> [提示テキスト]
No.4 6点 2020/07/01 10:57
 1965年7月8日の午後三時過ぎ、ボーレンスフルト閘門を管理する浚渫船グリーペン号が渫った汚泥の中から、若い女性の絞殺死体が見つかった。クレーンのバケットから下ろされた女は素っ裸で、装身具もいっさい身につけていない。
 エキスパートとして呼ばれたストックホルム本庁の刑事殺人課捜査官マルティン・ベックは、地元モーターラ警察の捜査官グンナル・アールベリに協力し事件を追うが、前後に該当する失踪者は見当たらず、追跡捜査は早くも難航する。だが死体発見から三ヶ月後、さまざまな行方不明者照会を通じて判明した被害者の名はロセアンナ・マッグロー、アメリカのネブラスカ州リンカーンに在住する、二十七歳の図書館司書だった。そんな外国人女性がなぜ、スウェーデンの田舎町を貫く運河の泥底に埋もれる破目になったのか?

> [生データ]
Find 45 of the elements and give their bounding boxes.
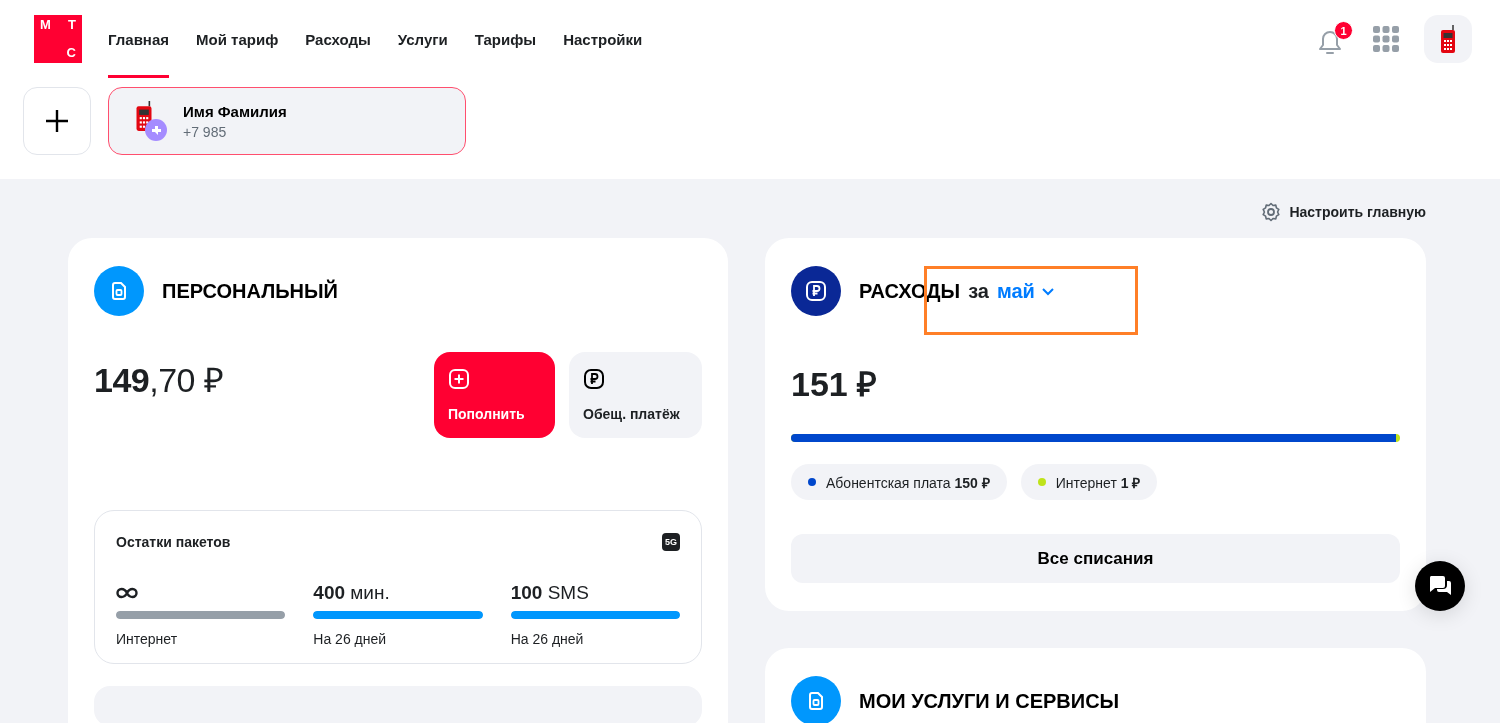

> [必要な作業]
- 1) 提示テキストのうち「エキスパートとして呼ばれた」で始まる段落を、主要な事実を保ったまま箇条書きで短くまとめてください。
- 2) 運河で見つかった女性の死体をめぐる提示テキストについて、最後の文の後に続く文章を書いてください。

> [回答]
- 1)
- ストックホルム本庁の刑事殺人課捜査官マルティン・ベックが、エキスパートとして呼ばれる。
- ベックは地元モーターラ警察の捜査官グンナル・アールベリに協力して事件を追う。
- 前後に該当する失踪者が見当たらず、捜査は早くも難航する。
- 死体発見から三ヶ月後、行方不明者照会を通じて被害者の名が判明する。
- 被害者はロセアンナ・マッグロー、アメリカのネブラスカ州リンカーン在住の二十七歳の図書館司書。
- 残る疑問は、外国人女性がなぜスウェーデンの田舎町を貫く運河の泥底に埋もれていたのか。

- 2)
 被害者が送った、内陸の湖をつないで運行するクルーズ船に乗るとのはがきから、ユータ運河をクルーズする観光船ディアナの存在が浮かぶ。ディアナ号の乗客リストには予想通り、ミス・R・マッグローの名があった。ベックは真夜中過ぎ、ボーレンスフルトを通過する船上で犯行が行われたと確信するが目撃者は誰もおらず、しかも船客六十八人と乗組員十八人、合わせて八十五名の国籍は世界じゅうにちらばっていた・・・
 スウェーデンミステリの新時代を切り開いた大河警察シリーズの第一弾。1965年発表。この前年日本では東京オリンピックが開催されており、高度経済成長の真っ只中。武装中立を行い二度の世界大戦に一切参加しなかったスウェーデンもまた、そのまま国力を保ち続け1950年代に地中海方面からの外国人労働者を受け入れ、対外投資を増大させて日本同様長期の経済成長を迎えます。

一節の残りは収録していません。